Records from a collection
• • •

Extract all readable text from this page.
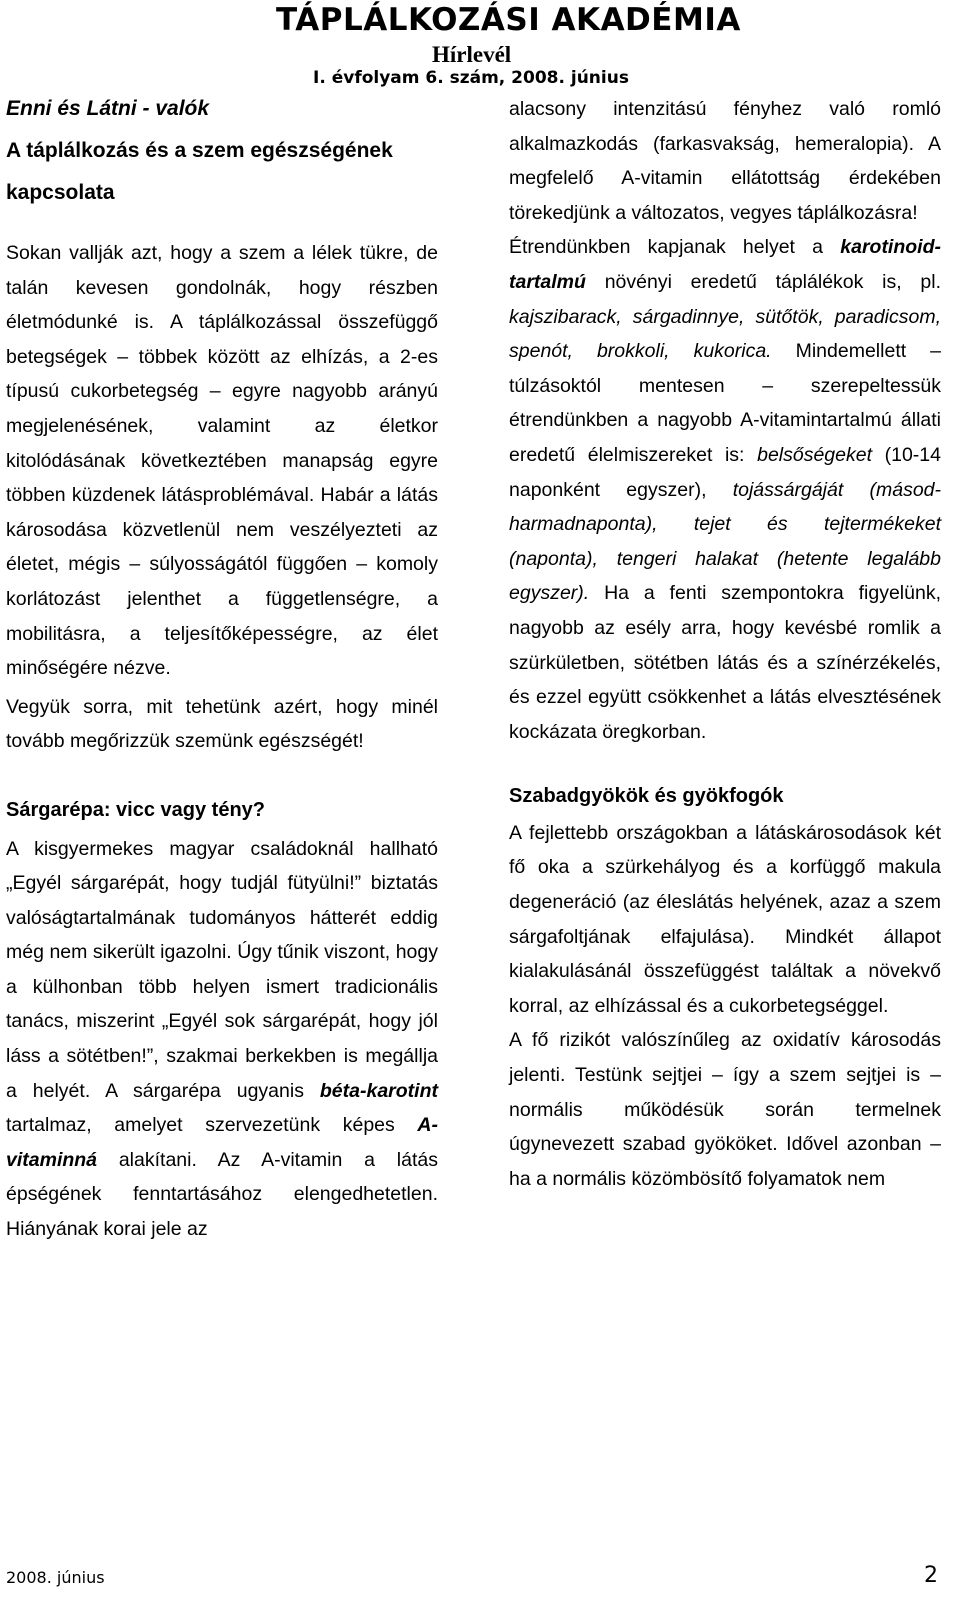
TÁPLÁLKOZÁSI AKADÉMIA
Hírlevél
I. évfolyam 6. szám, 2008. június
Enni és Látni - valók
A táplálkozás és a szem egészségének kapcsolata

Sokan vallják azt, hogy a szem a lélek tükre, de talán kevesen gondolnák, hogy részben életmódunké is. A táplálkozással összefüggő betegségek – többek között az elhízás, a 2-es típusú cukorbetegség – egyre nagyobb arányú megjelenésének, valamint az életkor kitolódásának következtében manapság egyre többen küzdenek látásproblémával. Habár a látás károsodása közvetlenül nem veszélyezteti az életet, mégis – súlyosságától függően – komoly korlátozást jelenthet a függetlenségre, a mobilitásra, a teljesítőképességre, az élet minőségére nézve.

Vegyük sorra, mit tehetünk azért, hogy minél tovább megőrizzük szemünk egészségét!

Sárgarépa: vicc vagy tény?

A kisgyermekes magyar családoknál hallható „Egyél sárgarépát, hogy tudjál fütyülni!” biztatás valóságtartalmának tudományos hátterét eddig még nem sikerült igazolni. Úgy tűnik viszont, hogy a külhonban több helyen ismert tradicionális tanács, miszerint „Egyél sok sárgarépát, hogy jól láss a sötétben!”, szakmai berkekben is megállja a helyét. A sárgarépa ugyanis béta-karotint tartalmaz, amelyet szervezetünk képes A-vitaminná alakítani. Az A-vitamin a látás épségének fenntartásához elengedhetetlen. Hiányának korai jele az

alacsony intenzitású fényhez való romló alkalmazkodás (farkasvakság, hemeralopia). A megfelelő A-vitamin ellátottság érdekében törekedjünk a változatos, vegyes táplálkozásra!

Étrendünkben kapjanak helyet a karotinoid-tartalmú növényi eredetű táplálékok is, pl. kajszibarack, sárgadinnye, sütőtök, paradicsom, spenót, brokkoli, kukorica. Mindemellett – túlzásoktól mentesen – szerepeltessük étrendünkben a nagyobb A-vitamintartalmú állati eredetű élelmiszereket is: belsőségeket (10-14 naponként egyszer), tojássárgáját (másod- harmadnaponta), tejet és tejtermékeket (naponta), tengeri halakat (hetente legalább egyszer). Ha a fenti szempontokra figyelünk, nagyobb az esély arra, hogy kevésbé romlik a szürkületben, sötétben látás és a színérzékelés, és ezzel együtt csökkenhet a látás elvesztésének kockázata öregkorban.

Szabadgyökök és gyökfogók

A fejlettebb országokban a látáskárosodások két fő oka a szürkehályog és a korfüggő makula degeneráció (az éleslátás helyének, azaz a szem sárgafoltjának elfajulása). Mindkét állapot kialakulásánál összefüggést találtak a növekvő korral, az elhízással és a cukorbetegséggel.

A fő rizikót valószínűleg az oxidatív károsodás jelenti. Testünk sejtjei – így a szem sejtjei is – normális működésük során termelnek úgynevezett szabad gyököket. Idővel azonban – ha a normális közömbösítő folyamatok nem

2008. június	2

• • •

-- TASK TO CARRY OUT --
Each record above is to be restated exactly, with its pictures removed from the copy.

-- REPLY --
Extract all readable text from this page.
TÁPLÁLKOZÁSI AKADÉMIA
Hírlevél
I. évfolyam 6. szám, 2008. június
Enni és Látni - valók
A táplálkozás és a szem egészségének kapcsolata

Sokan vallják azt, hogy a szem a lélek tükre, de talán kevesen gondolnák, hogy részben életmódunké is. A táplálkozással összefüggő betegségek – többek között az elhízás, a 2-es típusú cukorbetegség – egyre nagyobb arányú megjelenésének, valamint az életkor kitolódásának következtében manapság egyre többen küzdenek látásproblémával. Habár a látás károsodása közvetlenül nem veszélyezteti az életet, mégis – súlyosságától függően – komoly korlátozást jelenthet a függetlenségre, a mobilitásra, a teljesítőképességre, az élet minőségére nézve.

Vegyük sorra, mit tehetünk azért, hogy minél tovább megőrizzük szemünk egészségét!

Sárgarépa: vicc vagy tény?

A kisgyermekes magyar családoknál hallható „Egyél sárgarépát, hogy tudjál fütyülni!” biztatás valóságtartalmának tudományos hátterét eddig még nem sikerült igazolni. Úgy tűnik viszont, hogy a külhonban több helyen ismert tradicionális tanács, miszerint „Egyél sok sárgarépát, hogy jól láss a sötétben!”, szakmai berkekben is megállja a helyét. A sárgarépa ugyanis béta-karotint tartalmaz, amelyet szervezetünk képes A-vitaminná alakítani. Az A-vitamin a látás épségének fenntartásához elengedhetetlen. Hiányának korai jele az

alacsony intenzitású fényhez való romló alkalmazkodás (farkasvakság, hemeralopia). A megfelelő A-vitamin ellátottság érdekében törekedjünk a változatos, vegyes táplálkozásra!

Étrendünkben kapjanak helyet a karotinoid-tartalmú növényi eredetű táplálékok is, pl. kajszibarack, sárgadinnye, sütőtök, paradicsom, spenót, brokkoli, kukorica. Mindemellett – túlzásoktól mentesen – szerepeltessük étrendünkben a nagyobb A-vitamintartalmú állati eredetű élelmiszereket is: belsőségeket (10-14 naponként egyszer), tojássárgáját (másod- harmadnaponta), tejet és tejtermékeket (naponta), tengeri halakat (hetente legalább egyszer). Ha a fenti szempontokra figyelünk, nagyobb az esély arra, hogy kevésbé romlik a szürkületben, sötétben látás és a színérzékelés, és ezzel együtt csökkenhet a látás elvesztésének kockázata öregkorban.

Szabadgyökök és gyökfogók

A fejlettebb országokban a látáskárosodások két fő oka a szürkehályog és a korfüggő makula degeneráció (az éleslátás helyének, azaz a szem sárgafoltjának elfajulása). Mindkét állapot kialakulásánál összefüggést találtak a növekvő korral, az elhízással és a cukorbetegséggel.

A fő rizikót valószínűleg az oxidatív károsodás jelenti. Testünk sejtjei – így a szem sejtjei is – normális működésük során termelnek úgynevezett szabad gyököket. Idővel azonban – ha a normális közömbösítő folyamatok nem

2008. június	2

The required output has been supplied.